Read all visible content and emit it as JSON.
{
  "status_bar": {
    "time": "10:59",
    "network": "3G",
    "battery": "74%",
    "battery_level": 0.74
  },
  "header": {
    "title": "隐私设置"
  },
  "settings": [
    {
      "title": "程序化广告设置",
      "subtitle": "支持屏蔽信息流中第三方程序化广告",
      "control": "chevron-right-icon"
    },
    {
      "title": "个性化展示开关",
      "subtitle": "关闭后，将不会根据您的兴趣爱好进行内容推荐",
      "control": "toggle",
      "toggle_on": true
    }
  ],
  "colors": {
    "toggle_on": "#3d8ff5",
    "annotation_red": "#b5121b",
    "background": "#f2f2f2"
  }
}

*****

# EXERCISE BRIEF:
Quote each line of the data above exactly as written.

# EXERCISE OUTPUT:
Read all visible content and emit it as JSON.
{
  "status_bar": {
    "time": "10:59",
    "network": "3G",
    "battery": "74%",
    "battery_level": 0.74
  },
  "header": {
    "title": "隐私设置"
  },
  "settings": [
    {
      "title": "程序化广告设置",
      "subtitle": "支持屏蔽信息流中第三方程序化广告",
      "control": "chevron-right-icon"
    },
    {
      "title": "个性化展示开关",
      "subtitle": "关闭后，将不会根据您的兴趣爱好进行内容推荐",
      "control": "toggle",
      "toggle_on": true
    }
  ],
  "colors": {
    "toggle_on": "#3d8ff5",
    "annotation_red": "#b5121b",
    "background": "#f2f2f2"
  }
}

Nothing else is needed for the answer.